SUPPLIED INFORMATION:
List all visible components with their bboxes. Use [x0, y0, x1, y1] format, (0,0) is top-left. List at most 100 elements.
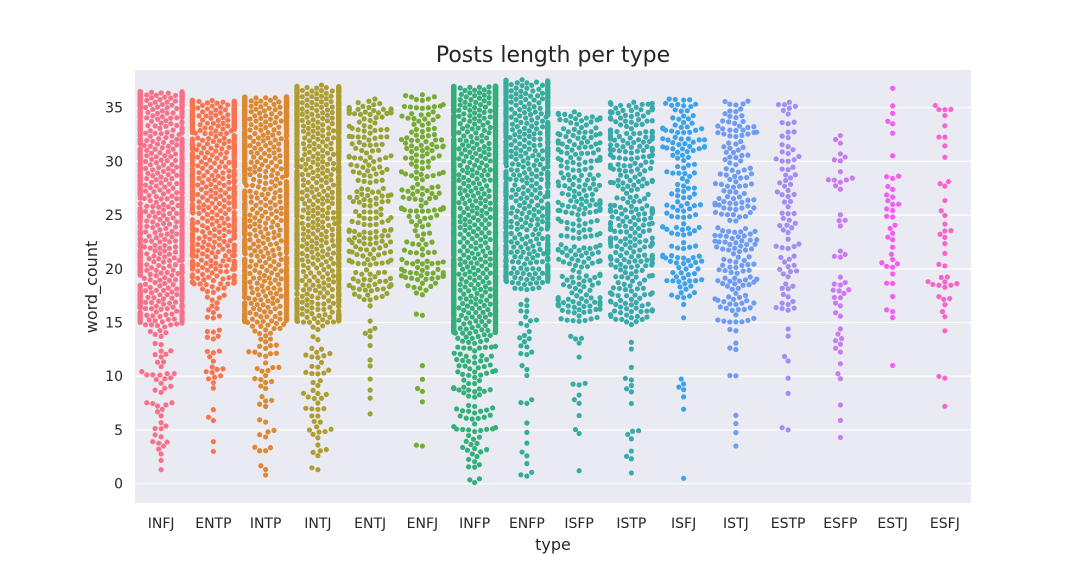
- data-point: [165, 270, 170, 275]
- data-point: [208, 165, 213, 170]
- data-point: [419, 197, 424, 202]
- data-point: [143, 188, 148, 193]
- data-point: [409, 156, 414, 161]
- data-point: [472, 278, 477, 283]
- data-point: [153, 332, 158, 337]
- data-point: [151, 295, 156, 300]
- data-point: [357, 119, 362, 124]
- data-point: [326, 368, 331, 373]
- data-point: [223, 190, 228, 195]
- data-point: [488, 302, 493, 307]
- data-point: [210, 98, 215, 103]
- data-point: [210, 270, 215, 275]
- data-point: [485, 307, 490, 312]
- data-point: [314, 86, 319, 91]
- data-point: [347, 124, 352, 129]
- data-point: [210, 297, 215, 302]
- data-point: [435, 184, 440, 189]
- data-point: [210, 201, 215, 206]
- data-point: [309, 294, 314, 299]
- data-point: [368, 262, 373, 267]
- data-point: [357, 287, 362, 292]
- data-point: [206, 242, 211, 247]
- data-point: [384, 291, 389, 296]
- data-point: [251, 241, 256, 246]
- data-point: [200, 265, 205, 270]
- data-point: [196, 113, 201, 118]
- data-point: [315, 337, 320, 342]
- data-point: [263, 294, 268, 299]
- data-point: [319, 184, 324, 189]
- data-point: [372, 136, 377, 141]
- data-point: [408, 250, 413, 255]
- data-point: [153, 131, 158, 136]
- data-point: [267, 153, 272, 158]
- data-point: [368, 277, 373, 282]
- data-point: [403, 156, 408, 161]
- data-point: [483, 234, 488, 239]
- data-point: [459, 313, 464, 318]
- data-point: [315, 211, 320, 216]
- data-point: [420, 98, 425, 103]
- data-point: [226, 186, 231, 191]
- data-point: [308, 165, 313, 170]
- data-point: [321, 353, 326, 358]
- data-point: [277, 304, 282, 309]
- data-point: [380, 178, 385, 183]
- data-point: [220, 276, 225, 281]
- data-point: [217, 236, 222, 241]
- data-point: [380, 193, 385, 198]
- data-point: [353, 270, 358, 275]
- data-point: [156, 210, 161, 215]
- data-point: [153, 214, 158, 219]
- data-point: [456, 305, 461, 310]
- data-point: [426, 222, 431, 227]
- data-point: [255, 287, 260, 292]
- data-point: [157, 217, 162, 222]
- data-point: [261, 234, 266, 239]
- data-point: [219, 146, 224, 151]
- data-point: [156, 299, 161, 304]
- data-point: [425, 259, 430, 264]
- data-point: [211, 278, 216, 283]
- data-point: [366, 99, 371, 104]
- data-point: [268, 309, 273, 314]
- data-point: [362, 123, 367, 128]
- data-point: [214, 212, 219, 217]
- data-point: [309, 190, 314, 195]
- data-point: [476, 268, 481, 273]
- data-point: [431, 156, 436, 161]
- data-point: [268, 242, 273, 247]
- data-point: [470, 251, 475, 256]
- data-point: [262, 108, 267, 113]
- data-point: [409, 130, 414, 135]
- data-point: [190, 136, 195, 141]
- data-point: [382, 250, 387, 255]
- data-point: [167, 239, 172, 244]
- data-point: [294, 297, 299, 302]
- data-point: [483, 289, 488, 294]
- data-point: [252, 248, 257, 253]
- data-point: [169, 234, 174, 239]
- data-point: [439, 137, 444, 142]
- data-point: [217, 223, 222, 228]
- data-point: [276, 147, 281, 152]
- data-point: [488, 256, 493, 261]
- data-point: [488, 250, 493, 255]
- data-point: [198, 128, 203, 133]
- data-point: [318, 448, 323, 453]
- data-point: [196, 99, 201, 104]
- data-point: [205, 294, 210, 299]
- data-point: [356, 127, 361, 132]
- data-point: [374, 215, 379, 220]
- data-point: [207, 158, 212, 163]
- data-point: [326, 298, 331, 303]
- data-point: [315, 307, 320, 312]
- data-point: [467, 320, 472, 325]
- data-point: [330, 105, 335, 110]
- data-point: [210, 370, 215, 375]
- data-point: [473, 296, 478, 301]
- data-point: [168, 348, 173, 353]
- data-point: [357, 170, 362, 175]
- data-point: [200, 229, 205, 234]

WRITTEN TASK: Reproduce the listing above with every "data-point" replaced by "scatter-point" and nothing else changed. Leave out the pictures.

FINAL RESULT:
List all visible components with their bboxes. Use [x0, y0, x1, y1] format, (0,0) is top-left. List at most 100 elements.
- scatter-point: [165, 270, 170, 275]
- scatter-point: [208, 165, 213, 170]
- scatter-point: [419, 197, 424, 202]
- scatter-point: [143, 188, 148, 193]
- scatter-point: [409, 156, 414, 161]
- scatter-point: [472, 278, 477, 283]
- scatter-point: [153, 332, 158, 337]
- scatter-point: [151, 295, 156, 300]
- scatter-point: [357, 119, 362, 124]
- scatter-point: [326, 368, 331, 373]
- scatter-point: [223, 190, 228, 195]
- scatter-point: [488, 302, 493, 307]
- scatter-point: [210, 98, 215, 103]
- scatter-point: [210, 270, 215, 275]
- scatter-point: [485, 307, 490, 312]
- scatter-point: [314, 86, 319, 91]
- scatter-point: [347, 124, 352, 129]
- scatter-point: [210, 297, 215, 302]
- scatter-point: [435, 184, 440, 189]
- scatter-point: [210, 201, 215, 206]
- scatter-point: [309, 294, 314, 299]
- scatter-point: [368, 262, 373, 267]
- scatter-point: [357, 287, 362, 292]
- scatter-point: [206, 242, 211, 247]
- scatter-point: [384, 291, 389, 296]
- scatter-point: [251, 241, 256, 246]
- scatter-point: [200, 265, 205, 270]
- scatter-point: [196, 113, 201, 118]
- scatter-point: [315, 337, 320, 342]
- scatter-point: [263, 294, 268, 299]
- scatter-point: [319, 184, 324, 189]
- scatter-point: [372, 136, 377, 141]
- scatter-point: [408, 250, 413, 255]
- scatter-point: [153, 131, 158, 136]
- scatter-point: [267, 153, 272, 158]
- scatter-point: [368, 277, 373, 282]
- scatter-point: [403, 156, 408, 161]
- scatter-point: [483, 234, 488, 239]
- scatter-point: [459, 313, 464, 318]
- scatter-point: [315, 211, 320, 216]
- scatter-point: [420, 98, 425, 103]
- scatter-point: [226, 186, 231, 191]
- scatter-point: [308, 165, 313, 170]
- scatter-point: [321, 353, 326, 358]
- scatter-point: [277, 304, 282, 309]
- scatter-point: [380, 178, 385, 183]
- scatter-point: [220, 276, 225, 281]
- scatter-point: [217, 236, 222, 241]
- scatter-point: [380, 193, 385, 198]
- scatter-point: [353, 270, 358, 275]
- scatter-point: [156, 210, 161, 215]
- scatter-point: [153, 214, 158, 219]
- scatter-point: [456, 305, 461, 310]
- scatter-point: [426, 222, 431, 227]
- scatter-point: [255, 287, 260, 292]
- scatter-point: [157, 217, 162, 222]
- scatter-point: [261, 234, 266, 239]
- scatter-point: [219, 146, 224, 151]
- scatter-point: [156, 299, 161, 304]
- scatter-point: [425, 259, 430, 264]
- scatter-point: [211, 278, 216, 283]
- scatter-point: [366, 99, 371, 104]
- scatter-point: [268, 309, 273, 314]
- scatter-point: [362, 123, 367, 128]
- scatter-point: [214, 212, 219, 217]
- scatter-point: [309, 190, 314, 195]
- scatter-point: [476, 268, 481, 273]
- scatter-point: [431, 156, 436, 161]
- scatter-point: [268, 242, 273, 247]
- scatter-point: [470, 251, 475, 256]
- scatter-point: [262, 108, 267, 113]
- scatter-point: [409, 130, 414, 135]
- scatter-point: [190, 136, 195, 141]
- scatter-point: [382, 250, 387, 255]
- scatter-point: [167, 239, 172, 244]
- scatter-point: [294, 297, 299, 302]
- scatter-point: [483, 289, 488, 294]
- scatter-point: [252, 248, 257, 253]
- scatter-point: [169, 234, 174, 239]
- scatter-point: [439, 137, 444, 142]
- scatter-point: [217, 223, 222, 228]
- scatter-point: [276, 147, 281, 152]
- scatter-point: [488, 256, 493, 261]
- scatter-point: [488, 250, 493, 255]
- scatter-point: [198, 128, 203, 133]
- scatter-point: [318, 448, 323, 453]
- scatter-point: [196, 99, 201, 104]
- scatter-point: [205, 294, 210, 299]
- scatter-point: [356, 127, 361, 132]
- scatter-point: [374, 215, 379, 220]
- scatter-point: [207, 158, 212, 163]
- scatter-point: [326, 298, 331, 303]
- scatter-point: [315, 307, 320, 312]
- scatter-point: [467, 320, 472, 325]
- scatter-point: [330, 105, 335, 110]
- scatter-point: [210, 370, 215, 375]
- scatter-point: [473, 296, 478, 301]
- scatter-point: [168, 348, 173, 353]
- scatter-point: [357, 170, 362, 175]
- scatter-point: [200, 229, 205, 234]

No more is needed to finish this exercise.